## What is needed
Pick out the lines below with "Spanish" and list them.
— Start of Data for this task —
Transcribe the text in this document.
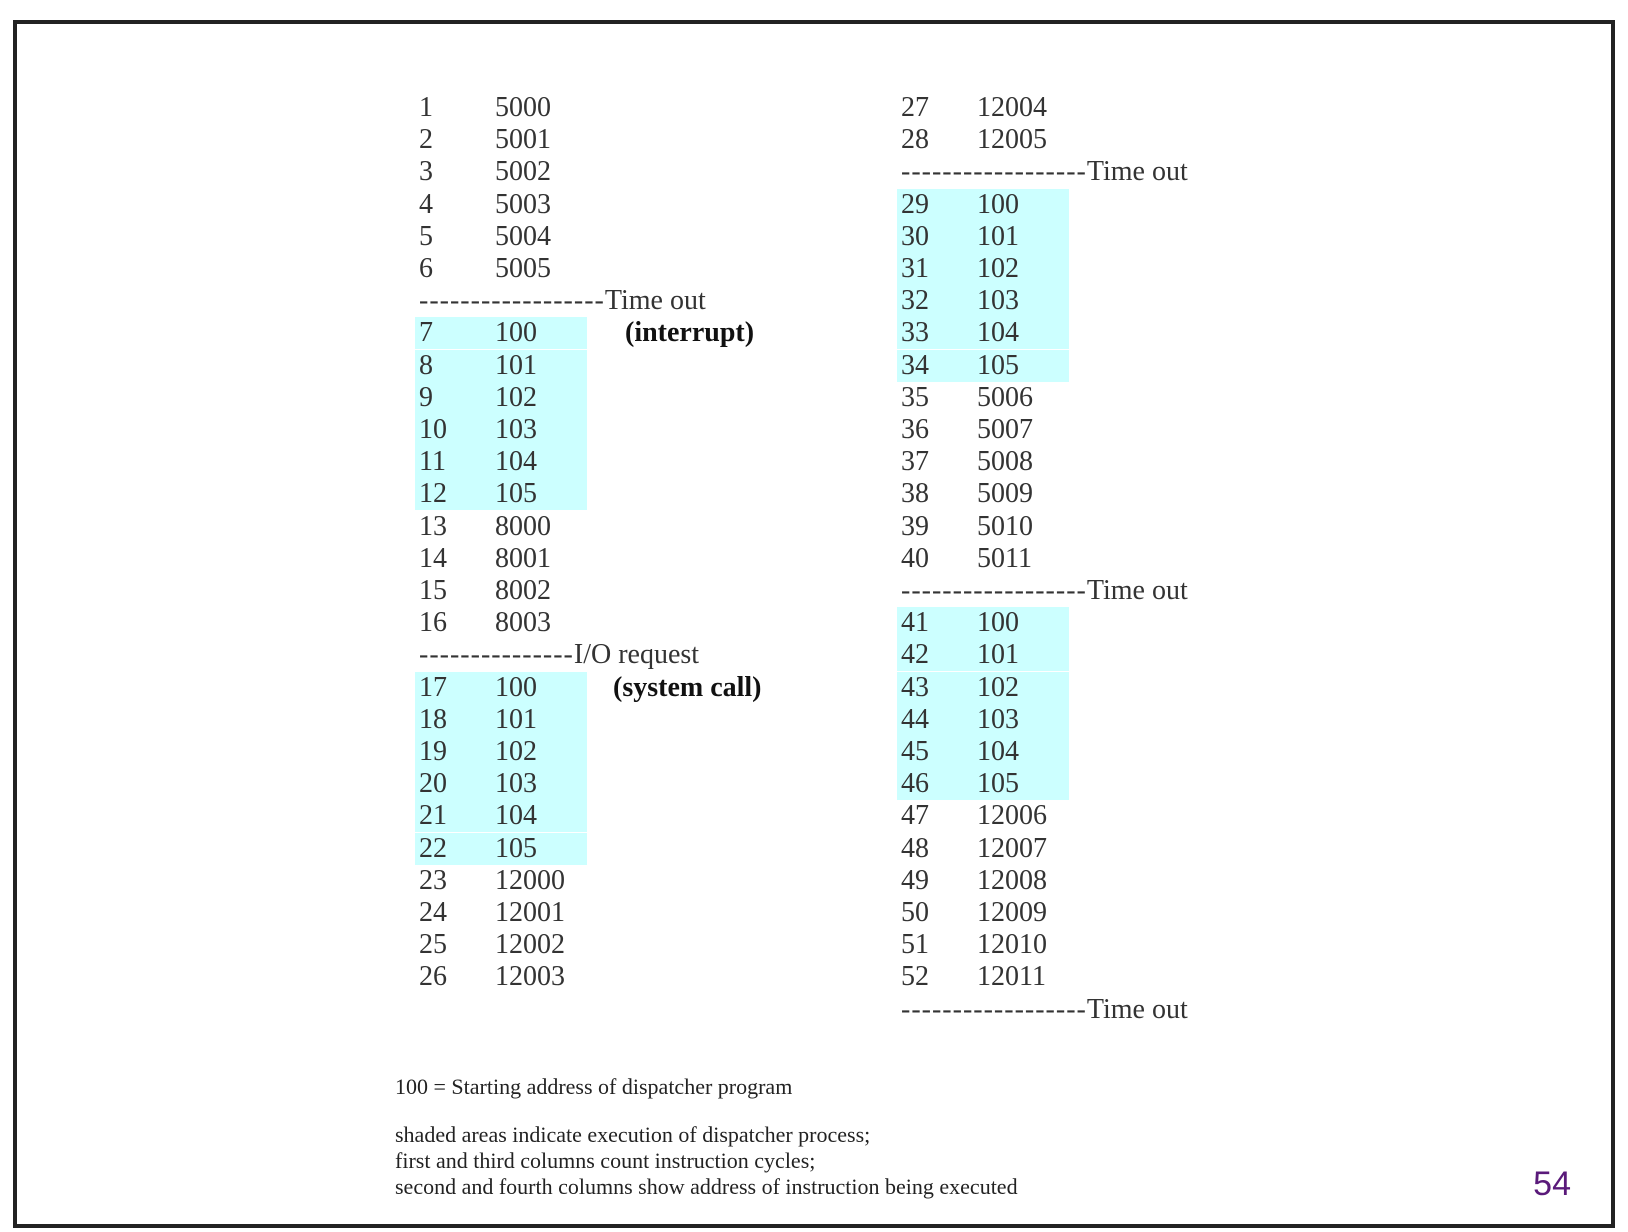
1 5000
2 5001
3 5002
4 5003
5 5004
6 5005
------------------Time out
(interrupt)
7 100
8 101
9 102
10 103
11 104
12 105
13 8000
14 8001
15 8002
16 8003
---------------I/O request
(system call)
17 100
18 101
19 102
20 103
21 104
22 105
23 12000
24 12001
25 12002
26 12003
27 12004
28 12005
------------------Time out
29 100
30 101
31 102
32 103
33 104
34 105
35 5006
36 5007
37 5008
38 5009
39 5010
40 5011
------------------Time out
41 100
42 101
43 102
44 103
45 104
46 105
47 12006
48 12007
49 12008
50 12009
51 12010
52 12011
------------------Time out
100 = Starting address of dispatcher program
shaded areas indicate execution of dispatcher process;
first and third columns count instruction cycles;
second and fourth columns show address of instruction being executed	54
— End of Data for this task —
— Start of Data for this task —
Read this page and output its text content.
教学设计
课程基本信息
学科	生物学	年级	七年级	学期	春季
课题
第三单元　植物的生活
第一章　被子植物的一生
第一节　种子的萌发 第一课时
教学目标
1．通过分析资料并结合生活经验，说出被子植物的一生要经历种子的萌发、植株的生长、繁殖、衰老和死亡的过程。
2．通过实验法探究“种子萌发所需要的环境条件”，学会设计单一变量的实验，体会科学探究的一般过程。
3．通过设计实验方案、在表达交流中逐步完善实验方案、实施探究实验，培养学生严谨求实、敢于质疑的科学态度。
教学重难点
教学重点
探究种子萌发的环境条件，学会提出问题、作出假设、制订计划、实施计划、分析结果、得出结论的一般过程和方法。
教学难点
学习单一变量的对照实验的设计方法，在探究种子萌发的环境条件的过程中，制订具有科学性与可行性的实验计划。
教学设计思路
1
— End of Data for this task —
— Start of Data for this task —
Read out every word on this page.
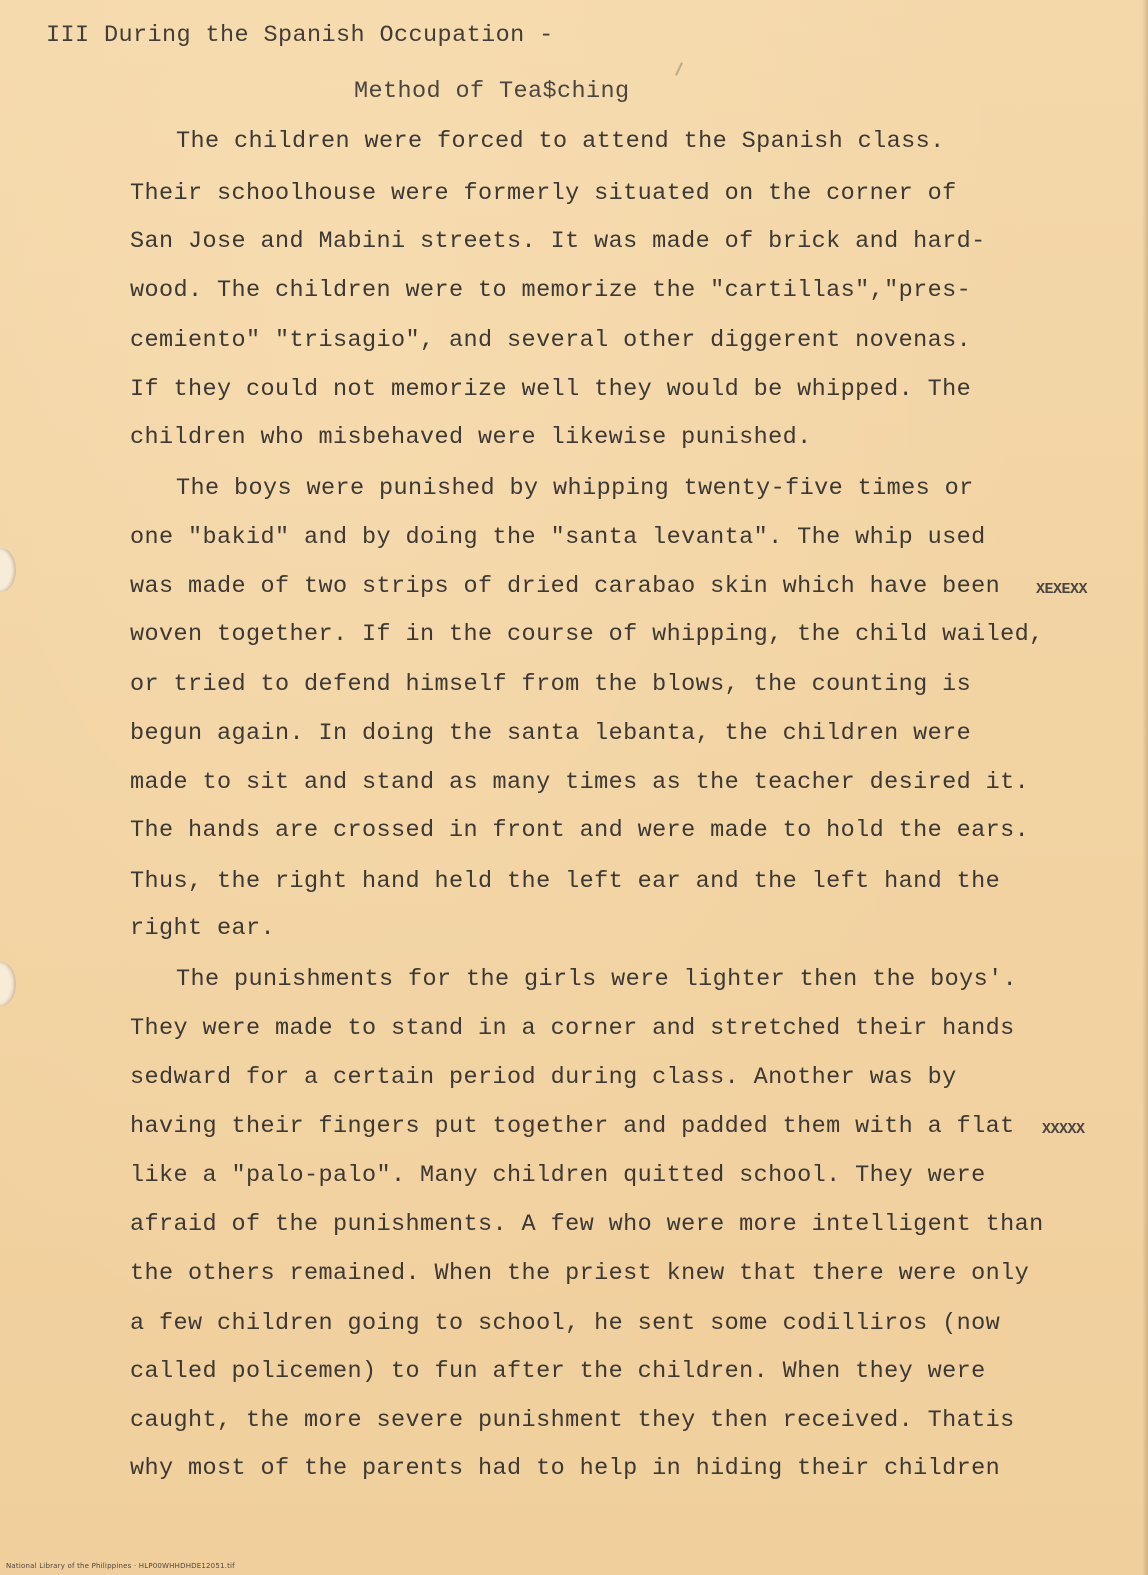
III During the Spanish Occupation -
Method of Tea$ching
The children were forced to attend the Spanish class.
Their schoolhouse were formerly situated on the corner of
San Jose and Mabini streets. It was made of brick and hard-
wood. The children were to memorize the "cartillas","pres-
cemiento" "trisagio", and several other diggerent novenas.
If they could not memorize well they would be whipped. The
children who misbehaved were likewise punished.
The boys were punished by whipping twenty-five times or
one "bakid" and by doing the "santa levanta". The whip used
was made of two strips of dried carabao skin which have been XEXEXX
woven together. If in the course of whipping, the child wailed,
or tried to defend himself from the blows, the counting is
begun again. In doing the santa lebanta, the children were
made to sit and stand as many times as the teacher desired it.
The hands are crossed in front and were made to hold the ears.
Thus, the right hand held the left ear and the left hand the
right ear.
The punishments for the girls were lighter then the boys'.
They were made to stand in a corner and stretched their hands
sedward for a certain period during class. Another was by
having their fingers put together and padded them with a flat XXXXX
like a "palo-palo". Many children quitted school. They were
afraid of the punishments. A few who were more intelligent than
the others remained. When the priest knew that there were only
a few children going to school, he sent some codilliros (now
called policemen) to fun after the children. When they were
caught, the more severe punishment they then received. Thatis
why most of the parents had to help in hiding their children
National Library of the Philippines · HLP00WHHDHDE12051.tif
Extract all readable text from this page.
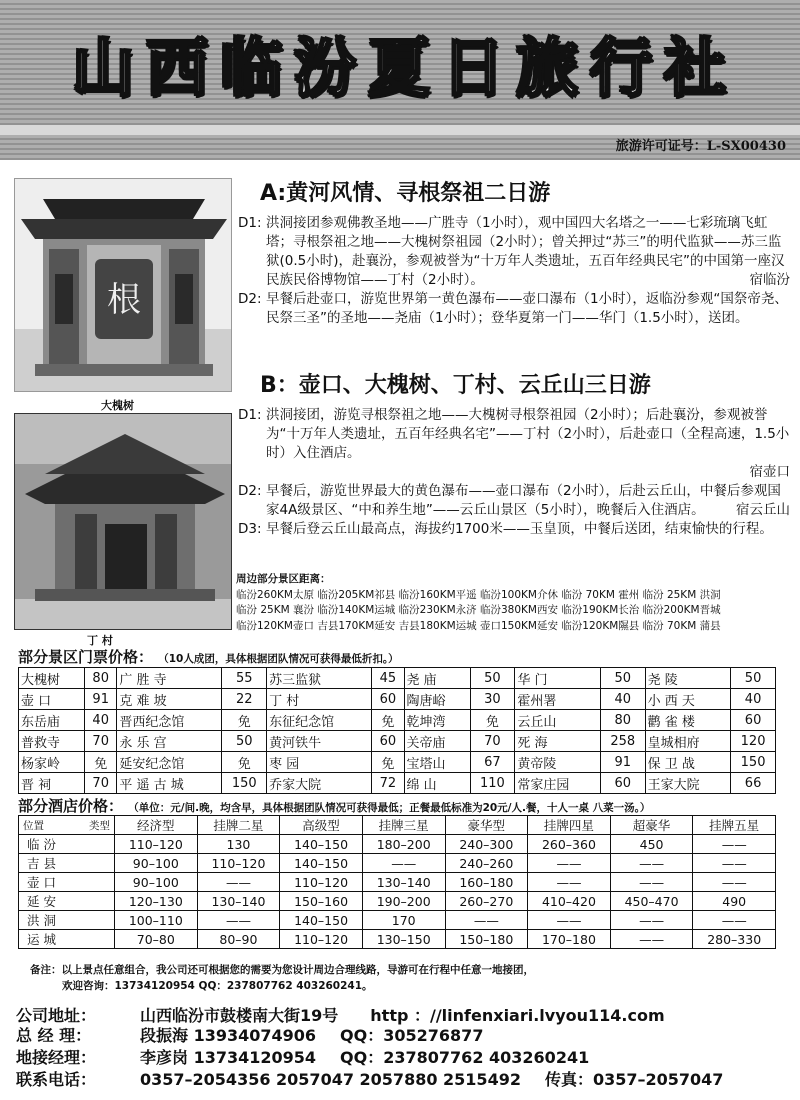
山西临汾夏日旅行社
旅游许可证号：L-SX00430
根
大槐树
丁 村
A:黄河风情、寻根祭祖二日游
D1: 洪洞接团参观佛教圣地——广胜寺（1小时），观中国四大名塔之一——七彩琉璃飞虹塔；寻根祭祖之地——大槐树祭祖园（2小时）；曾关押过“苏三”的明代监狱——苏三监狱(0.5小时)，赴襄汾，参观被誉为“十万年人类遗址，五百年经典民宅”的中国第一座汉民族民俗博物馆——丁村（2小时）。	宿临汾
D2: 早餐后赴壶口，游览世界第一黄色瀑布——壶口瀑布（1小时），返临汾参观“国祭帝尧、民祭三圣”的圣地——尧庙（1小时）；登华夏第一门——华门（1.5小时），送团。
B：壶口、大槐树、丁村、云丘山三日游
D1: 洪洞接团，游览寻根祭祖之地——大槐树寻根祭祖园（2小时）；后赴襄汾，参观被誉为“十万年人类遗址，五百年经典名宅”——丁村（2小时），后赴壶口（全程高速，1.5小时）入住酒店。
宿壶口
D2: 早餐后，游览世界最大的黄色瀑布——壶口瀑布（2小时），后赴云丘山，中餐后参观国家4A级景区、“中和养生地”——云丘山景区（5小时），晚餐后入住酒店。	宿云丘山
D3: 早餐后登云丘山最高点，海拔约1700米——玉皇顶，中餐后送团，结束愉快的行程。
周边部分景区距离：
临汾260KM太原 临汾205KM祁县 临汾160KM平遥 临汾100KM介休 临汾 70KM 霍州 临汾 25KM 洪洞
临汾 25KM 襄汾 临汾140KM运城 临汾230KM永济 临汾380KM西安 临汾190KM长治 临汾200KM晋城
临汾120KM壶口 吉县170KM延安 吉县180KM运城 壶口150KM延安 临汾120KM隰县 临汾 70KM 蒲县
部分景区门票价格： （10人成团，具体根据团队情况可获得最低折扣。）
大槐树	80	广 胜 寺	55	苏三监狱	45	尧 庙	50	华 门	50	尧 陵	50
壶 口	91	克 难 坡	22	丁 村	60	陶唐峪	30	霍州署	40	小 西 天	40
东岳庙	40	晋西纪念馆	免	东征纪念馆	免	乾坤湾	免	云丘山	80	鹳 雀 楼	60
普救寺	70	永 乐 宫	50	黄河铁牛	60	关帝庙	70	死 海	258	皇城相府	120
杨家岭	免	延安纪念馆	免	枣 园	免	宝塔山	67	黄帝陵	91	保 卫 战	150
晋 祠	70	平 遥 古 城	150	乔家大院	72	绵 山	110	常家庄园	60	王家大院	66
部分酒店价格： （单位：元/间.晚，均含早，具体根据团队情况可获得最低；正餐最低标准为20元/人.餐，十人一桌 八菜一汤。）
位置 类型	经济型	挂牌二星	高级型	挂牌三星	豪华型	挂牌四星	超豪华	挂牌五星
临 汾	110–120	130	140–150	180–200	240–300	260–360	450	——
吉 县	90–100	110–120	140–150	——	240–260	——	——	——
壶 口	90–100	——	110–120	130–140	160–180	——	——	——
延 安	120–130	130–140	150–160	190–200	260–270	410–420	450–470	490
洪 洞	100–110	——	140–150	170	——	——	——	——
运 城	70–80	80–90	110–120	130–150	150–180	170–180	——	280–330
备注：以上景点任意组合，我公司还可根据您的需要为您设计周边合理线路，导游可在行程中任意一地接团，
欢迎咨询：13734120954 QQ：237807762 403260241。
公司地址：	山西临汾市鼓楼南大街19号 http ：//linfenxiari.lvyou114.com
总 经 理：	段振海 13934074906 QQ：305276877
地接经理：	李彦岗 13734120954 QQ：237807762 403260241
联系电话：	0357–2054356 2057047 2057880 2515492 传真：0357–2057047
— End of Data for this task —
## Answer in full
III During the Spanish Occupation -
The children were forced to attend the Spanish class.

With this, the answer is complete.